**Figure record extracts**
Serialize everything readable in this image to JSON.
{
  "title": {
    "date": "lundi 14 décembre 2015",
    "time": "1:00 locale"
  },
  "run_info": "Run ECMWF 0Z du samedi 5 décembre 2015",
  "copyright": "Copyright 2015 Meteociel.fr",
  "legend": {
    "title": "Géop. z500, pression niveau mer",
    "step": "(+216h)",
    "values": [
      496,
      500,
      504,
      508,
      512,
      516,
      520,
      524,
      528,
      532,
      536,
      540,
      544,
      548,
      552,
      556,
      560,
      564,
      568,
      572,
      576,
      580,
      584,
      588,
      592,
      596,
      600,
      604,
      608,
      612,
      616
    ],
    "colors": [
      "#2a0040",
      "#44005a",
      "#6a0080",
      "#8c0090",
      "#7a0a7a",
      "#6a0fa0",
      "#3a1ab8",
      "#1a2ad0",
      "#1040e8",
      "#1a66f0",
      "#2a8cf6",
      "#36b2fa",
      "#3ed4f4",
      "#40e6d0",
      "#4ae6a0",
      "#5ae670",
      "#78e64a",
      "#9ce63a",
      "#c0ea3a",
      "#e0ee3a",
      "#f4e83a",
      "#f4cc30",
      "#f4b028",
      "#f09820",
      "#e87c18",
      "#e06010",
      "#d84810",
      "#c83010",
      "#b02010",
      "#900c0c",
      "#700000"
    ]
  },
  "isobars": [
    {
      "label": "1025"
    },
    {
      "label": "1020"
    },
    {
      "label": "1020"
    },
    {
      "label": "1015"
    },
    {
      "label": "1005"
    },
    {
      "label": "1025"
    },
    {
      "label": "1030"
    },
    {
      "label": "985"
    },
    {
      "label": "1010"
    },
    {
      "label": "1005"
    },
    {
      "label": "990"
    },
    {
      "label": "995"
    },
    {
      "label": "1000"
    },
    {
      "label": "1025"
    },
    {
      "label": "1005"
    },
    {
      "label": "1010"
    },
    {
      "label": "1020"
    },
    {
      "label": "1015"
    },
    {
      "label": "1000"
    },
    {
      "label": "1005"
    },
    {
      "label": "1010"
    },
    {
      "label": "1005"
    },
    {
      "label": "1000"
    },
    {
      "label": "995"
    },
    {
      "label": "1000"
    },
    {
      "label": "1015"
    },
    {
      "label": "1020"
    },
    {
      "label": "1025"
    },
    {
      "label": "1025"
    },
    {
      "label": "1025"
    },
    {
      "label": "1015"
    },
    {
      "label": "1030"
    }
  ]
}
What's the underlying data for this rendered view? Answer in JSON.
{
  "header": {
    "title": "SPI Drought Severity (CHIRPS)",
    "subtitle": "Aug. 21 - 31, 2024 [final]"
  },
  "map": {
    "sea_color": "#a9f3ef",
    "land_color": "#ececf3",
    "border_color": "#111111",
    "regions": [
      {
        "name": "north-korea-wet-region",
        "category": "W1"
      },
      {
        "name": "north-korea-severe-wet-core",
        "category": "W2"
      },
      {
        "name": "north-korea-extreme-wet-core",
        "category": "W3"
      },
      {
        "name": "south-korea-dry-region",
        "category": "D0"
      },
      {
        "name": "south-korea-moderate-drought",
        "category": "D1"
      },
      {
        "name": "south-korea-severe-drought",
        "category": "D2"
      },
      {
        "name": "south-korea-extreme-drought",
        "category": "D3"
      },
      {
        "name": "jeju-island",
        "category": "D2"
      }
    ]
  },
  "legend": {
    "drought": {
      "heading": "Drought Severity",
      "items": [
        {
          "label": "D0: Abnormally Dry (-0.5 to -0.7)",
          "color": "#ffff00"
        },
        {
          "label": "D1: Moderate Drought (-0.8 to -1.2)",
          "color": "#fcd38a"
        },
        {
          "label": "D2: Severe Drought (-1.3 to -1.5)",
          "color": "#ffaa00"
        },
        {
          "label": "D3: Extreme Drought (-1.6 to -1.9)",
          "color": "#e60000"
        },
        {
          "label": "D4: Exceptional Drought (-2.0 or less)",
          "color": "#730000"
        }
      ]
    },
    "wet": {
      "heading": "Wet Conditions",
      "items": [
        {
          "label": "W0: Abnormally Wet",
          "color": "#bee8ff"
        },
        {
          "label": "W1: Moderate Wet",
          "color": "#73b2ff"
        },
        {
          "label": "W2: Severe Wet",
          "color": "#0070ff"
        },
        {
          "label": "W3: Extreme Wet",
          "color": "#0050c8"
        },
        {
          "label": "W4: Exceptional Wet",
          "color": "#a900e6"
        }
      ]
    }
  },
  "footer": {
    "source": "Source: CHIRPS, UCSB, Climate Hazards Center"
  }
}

**Task requirements**
Without leaving anything out, quote all the data.

**Problem solution**
Serialize everything readable in this image to JSON.
{
  "title": {
    "date": "lundi 14 décembre 2015",
    "time": "1:00 locale"
  },
  "run_info": "Run ECMWF 0Z du samedi 5 décembre 2015",
  "copyright": "Copyright 2015 Meteociel.fr",
  "legend": {
    "title": "Géop. z500, pression niveau mer",
    "step": "(+216h)",
    "values": [
      496,
      500,
      504,
      508,
      512,
      516,
      520,
      524,
      528,
      532,
      536,
      540,
      544,
      548,
      552,
      556,
      560,
      564,
      568,
      572,
      576,
      580,
      584,
      588,
      592,
      596,
      600,
      604,
      608,
      612,
      616
    ],
    "colors": [
      "#2a0040",
      "#44005a",
      "#6a0080",
      "#8c0090",
      "#7a0a7a",
      "#6a0fa0",
      "#3a1ab8",
      "#1a2ad0",
      "#1040e8",
      "#1a66f0",
      "#2a8cf6",
      "#36b2fa",
      "#3ed4f4",
      "#40e6d0",
      "#4ae6a0",
      "#5ae670",
      "#78e64a",
      "#9ce63a",
      "#c0ea3a",
      "#e0ee3a",
      "#f4e83a",
      "#f4cc30",
      "#f4b028",
      "#f09820",
      "#e87c18",
      "#e06010",
      "#d84810",
      "#c83010",
      "#b02010",
      "#900c0c",
      "#700000"
    ]
  },
  "isobars": [
    {
      "label": "1025"
    },
    {
      "label": "1020"
    },
    {
      "label": "1020"
    },
    {
      "label": "1015"
    },
    {
      "label": "1005"
    },
    {
      "label": "1025"
    },
    {
      "label": "1030"
    },
    {
      "label": "985"
    },
    {
      "label": "1010"
    },
    {
      "label": "1005"
    },
    {
      "label": "990"
    },
    {
      "label": "995"
    },
    {
      "label": "1000"
    },
    {
      "label": "1025"
    },
    {
      "label": "1005"
    },
    {
      "label": "1010"
    },
    {
      "label": "1020"
    },
    {
      "label": "1015"
    },
    {
      "label": "1000"
    },
    {
      "label": "1005"
    },
    {
      "label": "1010"
    },
    {
      "label": "1005"
    },
    {
      "label": "1000"
    },
    {
      "label": "995"
    },
    {
      "label": "1000"
    },
    {
      "label": "1015"
    },
    {
      "label": "1020"
    },
    {
      "label": "1025"
    },
    {
      "label": "1025"
    },
    {
      "label": "1025"
    },
    {
      "label": "1015"
    },
    {
      "label": "1030"
    }
  ]
}
What's the underlying data for this rendered view? Answer in JSON.
{
  "header": {
    "title": "SPI Drought Severity (CHIRPS)",
    "subtitle": "Aug. 21 - 31, 2024 [final]"
  },
  "map": {
    "sea_color": "#a9f3ef",
    "land_color": "#ececf3",
    "border_color": "#111111",
    "regions": [
      {
        "name": "north-korea-wet-region",
        "category": "W1"
      },
      {
        "name": "north-korea-severe-wet-core",
        "category": "W2"
      },
      {
        "name": "north-korea-extreme-wet-core",
        "category": "W3"
      },
      {
        "name": "south-korea-dry-region",
        "category": "D0"
      },
      {
        "name": "south-korea-moderate-drought",
        "category": "D1"
      },
      {
        "name": "south-korea-severe-drought",
        "category": "D2"
      },
      {
        "name": "south-korea-extreme-drought",
        "category": "D3"
      },
      {
        "name": "jeju-island",
        "category": "D2"
      }
    ]
  },
  "legend": {
    "drought": {
      "heading": "Drought Severity",
      "items": [
        {
          "label": "D0: Abnormally Dry (-0.5 to -0.7)",
          "color": "#ffff00"
        },
        {
          "label": "D1: Moderate Drought (-0.8 to -1.2)",
          "color": "#fcd38a"
        },
        {
          "label": "D2: Severe Drought (-1.3 to -1.5)",
          "color": "#ffaa00"
        },
        {
          "label": "D3: Extreme Drought (-1.6 to -1.9)",
          "color": "#e60000"
        },
        {
          "label": "D4: Exceptional Drought (-2.0 or less)",
          "color": "#730000"
        }
      ]
    },
    "wet": {
      "heading": "Wet Conditions",
      "items": [
        {
          "label": "W0: Abnormally Wet",
          "color": "#bee8ff"
        },
        {
          "label": "W1: Moderate Wet",
          "color": "#73b2ff"
        },
        {
          "label": "W2: Severe Wet",
          "color": "#0070ff"
        },
        {
          "label": "W3: Extreme Wet",
          "color": "#0050c8"
        },
        {
          "label": "W4: Exceptional Wet",
          "color": "#a900e6"
        }
      ]
    }
  },
  "footer": {
    "source": "Source: CHIRPS, UCSB, Climate Hazards Center"
  }
}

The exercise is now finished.